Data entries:
━━━━━━━━━━━━━━━━━━━━━━━━━━━━━━

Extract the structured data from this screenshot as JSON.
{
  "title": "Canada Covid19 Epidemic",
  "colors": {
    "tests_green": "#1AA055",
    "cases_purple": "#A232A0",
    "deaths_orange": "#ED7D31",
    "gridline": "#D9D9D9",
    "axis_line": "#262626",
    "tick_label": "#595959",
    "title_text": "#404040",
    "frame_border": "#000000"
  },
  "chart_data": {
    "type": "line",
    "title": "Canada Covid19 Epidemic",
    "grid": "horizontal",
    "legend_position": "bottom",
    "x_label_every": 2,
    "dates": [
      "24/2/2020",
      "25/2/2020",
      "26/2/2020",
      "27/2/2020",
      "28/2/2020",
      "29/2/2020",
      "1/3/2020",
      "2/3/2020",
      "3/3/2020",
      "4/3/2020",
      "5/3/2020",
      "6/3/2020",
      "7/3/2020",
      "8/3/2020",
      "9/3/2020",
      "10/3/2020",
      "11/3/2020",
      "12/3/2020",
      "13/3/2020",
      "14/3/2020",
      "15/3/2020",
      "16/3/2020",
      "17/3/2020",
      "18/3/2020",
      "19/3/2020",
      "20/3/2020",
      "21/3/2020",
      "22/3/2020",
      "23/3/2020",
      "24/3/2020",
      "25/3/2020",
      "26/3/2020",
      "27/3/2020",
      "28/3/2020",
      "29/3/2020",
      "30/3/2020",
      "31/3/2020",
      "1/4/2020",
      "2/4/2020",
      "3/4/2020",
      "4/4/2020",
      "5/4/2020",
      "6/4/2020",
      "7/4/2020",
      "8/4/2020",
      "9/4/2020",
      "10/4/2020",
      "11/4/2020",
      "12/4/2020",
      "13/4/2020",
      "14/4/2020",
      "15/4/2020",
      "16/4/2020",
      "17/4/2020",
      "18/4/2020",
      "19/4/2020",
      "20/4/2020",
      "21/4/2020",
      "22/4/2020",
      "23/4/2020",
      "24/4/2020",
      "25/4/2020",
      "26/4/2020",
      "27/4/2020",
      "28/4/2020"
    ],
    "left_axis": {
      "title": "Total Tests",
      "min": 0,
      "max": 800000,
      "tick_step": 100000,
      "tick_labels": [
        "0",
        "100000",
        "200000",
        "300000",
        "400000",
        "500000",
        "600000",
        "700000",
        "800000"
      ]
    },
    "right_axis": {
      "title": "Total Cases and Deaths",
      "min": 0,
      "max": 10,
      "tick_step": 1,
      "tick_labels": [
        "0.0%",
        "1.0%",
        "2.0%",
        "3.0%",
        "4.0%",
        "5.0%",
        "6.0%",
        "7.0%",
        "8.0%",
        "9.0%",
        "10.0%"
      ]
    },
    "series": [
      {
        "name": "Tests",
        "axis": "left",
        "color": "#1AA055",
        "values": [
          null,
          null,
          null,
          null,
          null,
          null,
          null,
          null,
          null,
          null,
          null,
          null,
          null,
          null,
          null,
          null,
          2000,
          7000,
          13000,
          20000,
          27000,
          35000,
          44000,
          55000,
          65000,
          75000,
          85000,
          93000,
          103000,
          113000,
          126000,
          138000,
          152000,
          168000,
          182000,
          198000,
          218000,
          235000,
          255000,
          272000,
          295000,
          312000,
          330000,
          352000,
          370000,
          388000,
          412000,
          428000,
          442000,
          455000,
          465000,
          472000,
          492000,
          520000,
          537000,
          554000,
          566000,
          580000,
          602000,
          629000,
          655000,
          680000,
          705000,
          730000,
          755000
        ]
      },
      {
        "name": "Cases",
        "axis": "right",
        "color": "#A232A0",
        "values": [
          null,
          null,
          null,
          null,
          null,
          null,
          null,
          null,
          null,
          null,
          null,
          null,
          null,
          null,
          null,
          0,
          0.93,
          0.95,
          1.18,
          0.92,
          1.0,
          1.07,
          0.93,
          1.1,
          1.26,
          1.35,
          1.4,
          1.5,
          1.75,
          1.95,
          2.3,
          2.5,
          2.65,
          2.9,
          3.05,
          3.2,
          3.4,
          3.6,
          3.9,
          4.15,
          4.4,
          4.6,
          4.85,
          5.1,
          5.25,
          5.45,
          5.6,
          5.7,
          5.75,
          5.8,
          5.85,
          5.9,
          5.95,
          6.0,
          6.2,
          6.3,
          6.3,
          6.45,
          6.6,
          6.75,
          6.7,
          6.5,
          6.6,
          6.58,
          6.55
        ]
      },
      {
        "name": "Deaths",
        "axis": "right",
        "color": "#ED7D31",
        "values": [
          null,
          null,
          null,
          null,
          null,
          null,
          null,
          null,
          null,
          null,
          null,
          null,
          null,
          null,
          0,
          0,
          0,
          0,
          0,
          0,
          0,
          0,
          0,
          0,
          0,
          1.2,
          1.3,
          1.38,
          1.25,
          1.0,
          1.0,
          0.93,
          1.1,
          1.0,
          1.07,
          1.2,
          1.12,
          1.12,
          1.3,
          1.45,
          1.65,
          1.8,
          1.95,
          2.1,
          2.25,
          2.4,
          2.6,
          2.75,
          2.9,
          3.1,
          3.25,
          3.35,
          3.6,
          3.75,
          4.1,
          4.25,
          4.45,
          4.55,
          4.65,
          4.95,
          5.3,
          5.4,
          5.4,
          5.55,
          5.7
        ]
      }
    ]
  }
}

━━━━━━━━━━━━━━━━━━━━━━━━━━━━━━

Look over the material above and show each line where "Epidemic" appears.

OUTPUT:
  "title": "Canada Covid19 Epidemic",
    "title": "Canada Covid19 Epidemic",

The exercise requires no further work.